[EXERCISE]
Will you output the entries below exactly, skipping every image they contain?

Records contained in a dataset:
##############################
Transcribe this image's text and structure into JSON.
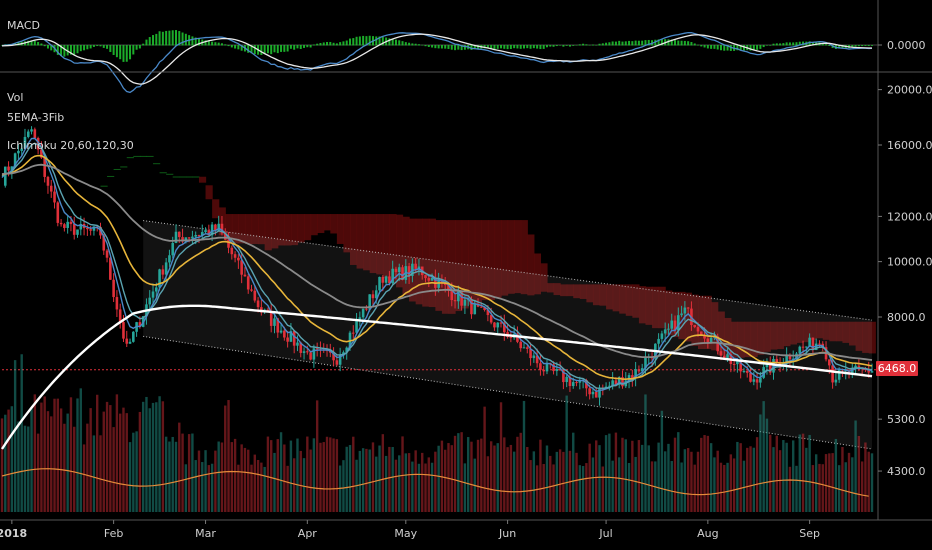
{
  "chart_data": {
    "type": "candlestick",
    "instrument_note": "",
    "indicators": {
      "macd_label": "MACD",
      "macd_value": "0.0000",
      "vol_label": "Vol",
      "ema_label": "5EMA-3Fib",
      "ichimoku_label": "Ichimoku 20,60,120,30"
    },
    "current_price": "6468.0",
    "y_ticks": [
      "20000.0",
      "16000.0",
      "12000.0",
      "10000.0",
      "8000.0",
      "5300.0",
      "4300.0"
    ],
    "x_ticks": [
      "2018",
      "Feb",
      "Mar",
      "Apr",
      "May",
      "Jun",
      "Jul",
      "Aug",
      "Sep"
    ],
    "price_axis": {
      "scale": "log",
      "range": [
        4000,
        21000
      ]
    },
    "approx_close_path": [
      {
        "date": "2017-12-29",
        "close": 14000
      },
      {
        "date": "2018-01-07",
        "close": 17000
      },
      {
        "date": "2018-01-16",
        "close": 11500
      },
      {
        "date": "2018-01-28",
        "close": 11200
      },
      {
        "date": "2018-02-05",
        "close": 7000
      },
      {
        "date": "2018-02-20",
        "close": 11000
      },
      {
        "date": "2018-03-05",
        "close": 11400
      },
      {
        "date": "2018-03-18",
        "close": 8200
      },
      {
        "date": "2018-04-01",
        "close": 6900
      },
      {
        "date": "2018-04-10",
        "close": 6800
      },
      {
        "date": "2018-04-24",
        "close": 9400
      },
      {
        "date": "2018-05-05",
        "close": 9700
      },
      {
        "date": "2018-05-20",
        "close": 8400
      },
      {
        "date": "2018-06-01",
        "close": 7500
      },
      {
        "date": "2018-06-12",
        "close": 6500
      },
      {
        "date": "2018-06-28",
        "close": 5900
      },
      {
        "date": "2018-07-10",
        "close": 6400
      },
      {
        "date": "2018-07-25",
        "close": 8200
      },
      {
        "date": "2018-08-05",
        "close": 7000
      },
      {
        "date": "2018-08-14",
        "close": 6200
      },
      {
        "date": "2018-08-28",
        "close": 7000
      },
      {
        "date": "2018-09-05",
        "close": 7300
      },
      {
        "date": "2018-09-08",
        "close": 6300
      },
      {
        "date": "2018-09-20",
        "close": 6468
      }
    ],
    "colors": {
      "up": "#26a69a",
      "down": "#e0303a",
      "ma_white": "#ffffff",
      "ma_gray": "#8a8a8a",
      "ma_yellow": "#e7b53a",
      "ma_blue": "#4a88c8",
      "ma_teal": "#5aa3b0",
      "cloud_green": "#0f6b1a",
      "cloud_red": "#5a0a0a",
      "macd_hist": "#1fbf2f",
      "volume_ma": "#e58b3a"
    }
  }
}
##############################
[SOLUTION TO THIS EXERCISE]
Transcribe this image's text and structure into JSON.
{
  "chart_data": {
    "type": "candlestick",
    "instrument_note": "",
    "indicators": {
      "macd_label": "MACD",
      "macd_value": "0.0000",
      "vol_label": "Vol",
      "ema_label": "5EMA-3Fib",
      "ichimoku_label": "Ichimoku 20,60,120,30"
    },
    "current_price": "6468.0",
    "y_ticks": [
      "20000.0",
      "16000.0",
      "12000.0",
      "10000.0",
      "8000.0",
      "5300.0",
      "4300.0"
    ],
    "x_ticks": [
      "2018",
      "Feb",
      "Mar",
      "Apr",
      "May",
      "Jun",
      "Jul",
      "Aug",
      "Sep"
    ],
    "price_axis": {
      "scale": "log",
      "range": [
        4000,
        21000
      ]
    },
    "approx_close_path": [
      {
        "date": "2017-12-29",
        "close": 14000
      },
      {
        "date": "2018-01-07",
        "close": 17000
      },
      {
        "date": "2018-01-16",
        "close": 11500
      },
      {
        "date": "2018-01-28",
        "close": 11200
      },
      {
        "date": "2018-02-05",
        "close": 7000
      },
      {
        "date": "2018-02-20",
        "close": 11000
      },
      {
        "date": "2018-03-05",
        "close": 11400
      },
      {
        "date": "2018-03-18",
        "close": 8200
      },
      {
        "date": "2018-04-01",
        "close": 6900
      },
      {
        "date": "2018-04-10",
        "close": 6800
      },
      {
        "date": "2018-04-24",
        "close": 9400
      },
      {
        "date": "2018-05-05",
        "close": 9700
      },
      {
        "date": "2018-05-20",
        "close": 8400
      },
      {
        "date": "2018-06-01",
        "close": 7500
      },
      {
        "date": "2018-06-12",
        "close": 6500
      },
      {
        "date": "2018-06-28",
        "close": 5900
      },
      {
        "date": "2018-07-10",
        "close": 6400
      },
      {
        "date": "2018-07-25",
        "close": 8200
      },
      {
        "date": "2018-08-05",
        "close": 7000
      },
      {
        "date": "2018-08-14",
        "close": 6200
      },
      {
        "date": "2018-08-28",
        "close": 7000
      },
      {
        "date": "2018-09-05",
        "close": 7300
      },
      {
        "date": "2018-09-08",
        "close": 6300
      },
      {
        "date": "2018-09-20",
        "close": 6468
      }
    ],
    "colors": {
      "up": "#26a69a",
      "down": "#e0303a",
      "ma_white": "#ffffff",
      "ma_gray": "#8a8a8a",
      "ma_yellow": "#e7b53a",
      "ma_blue": "#4a88c8",
      "ma_teal": "#5aa3b0",
      "cloud_green": "#0f6b1a",
      "cloud_red": "#5a0a0a",
      "macd_hist": "#1fbf2f",
      "volume_ma": "#e58b3a"
    }
  }
}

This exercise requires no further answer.